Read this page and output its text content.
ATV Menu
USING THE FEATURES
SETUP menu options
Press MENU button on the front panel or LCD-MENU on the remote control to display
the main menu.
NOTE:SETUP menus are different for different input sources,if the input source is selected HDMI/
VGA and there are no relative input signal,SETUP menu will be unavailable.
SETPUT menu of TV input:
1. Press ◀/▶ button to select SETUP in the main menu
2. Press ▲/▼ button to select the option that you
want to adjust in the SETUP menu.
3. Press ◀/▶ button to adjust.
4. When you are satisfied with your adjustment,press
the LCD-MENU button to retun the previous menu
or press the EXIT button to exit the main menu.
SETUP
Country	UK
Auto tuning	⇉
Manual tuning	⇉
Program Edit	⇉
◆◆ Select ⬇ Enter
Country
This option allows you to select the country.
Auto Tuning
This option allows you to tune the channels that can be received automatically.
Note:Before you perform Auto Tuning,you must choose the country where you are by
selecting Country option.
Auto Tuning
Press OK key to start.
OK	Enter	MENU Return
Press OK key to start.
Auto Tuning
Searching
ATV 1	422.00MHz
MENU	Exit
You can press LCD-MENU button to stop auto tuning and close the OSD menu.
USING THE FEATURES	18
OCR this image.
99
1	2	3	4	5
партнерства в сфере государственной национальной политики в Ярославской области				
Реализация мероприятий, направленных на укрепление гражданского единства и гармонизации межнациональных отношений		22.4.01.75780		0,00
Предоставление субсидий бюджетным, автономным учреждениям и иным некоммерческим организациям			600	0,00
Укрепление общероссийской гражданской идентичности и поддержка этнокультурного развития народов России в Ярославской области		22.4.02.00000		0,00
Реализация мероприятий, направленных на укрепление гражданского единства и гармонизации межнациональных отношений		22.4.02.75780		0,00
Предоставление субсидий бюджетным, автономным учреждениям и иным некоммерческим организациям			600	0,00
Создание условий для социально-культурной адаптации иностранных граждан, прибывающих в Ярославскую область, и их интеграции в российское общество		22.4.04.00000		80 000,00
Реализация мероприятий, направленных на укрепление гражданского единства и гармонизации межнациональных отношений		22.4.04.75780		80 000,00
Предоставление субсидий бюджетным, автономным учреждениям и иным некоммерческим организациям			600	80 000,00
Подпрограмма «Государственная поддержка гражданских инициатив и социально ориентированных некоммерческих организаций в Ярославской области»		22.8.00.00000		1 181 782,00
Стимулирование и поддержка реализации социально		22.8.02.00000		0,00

WHAT IS ASKED:
From the data above, copy each line where the string "Ярославской" appears.

RESULT BELOW:
партнерства в сфере государственной национальной политики в Ярославской области				
Укрепление общероссийской гражданской идентичности и поддержка этнокультурного развития народов России в Ярославской области		22.4.02.00000		0,00
Подпрограмма «Государственная поддержка гражданских инициатив и социально ориентированных некоммерческих организаций в Ярославской области»		22.8.00.00000		1 181 782,00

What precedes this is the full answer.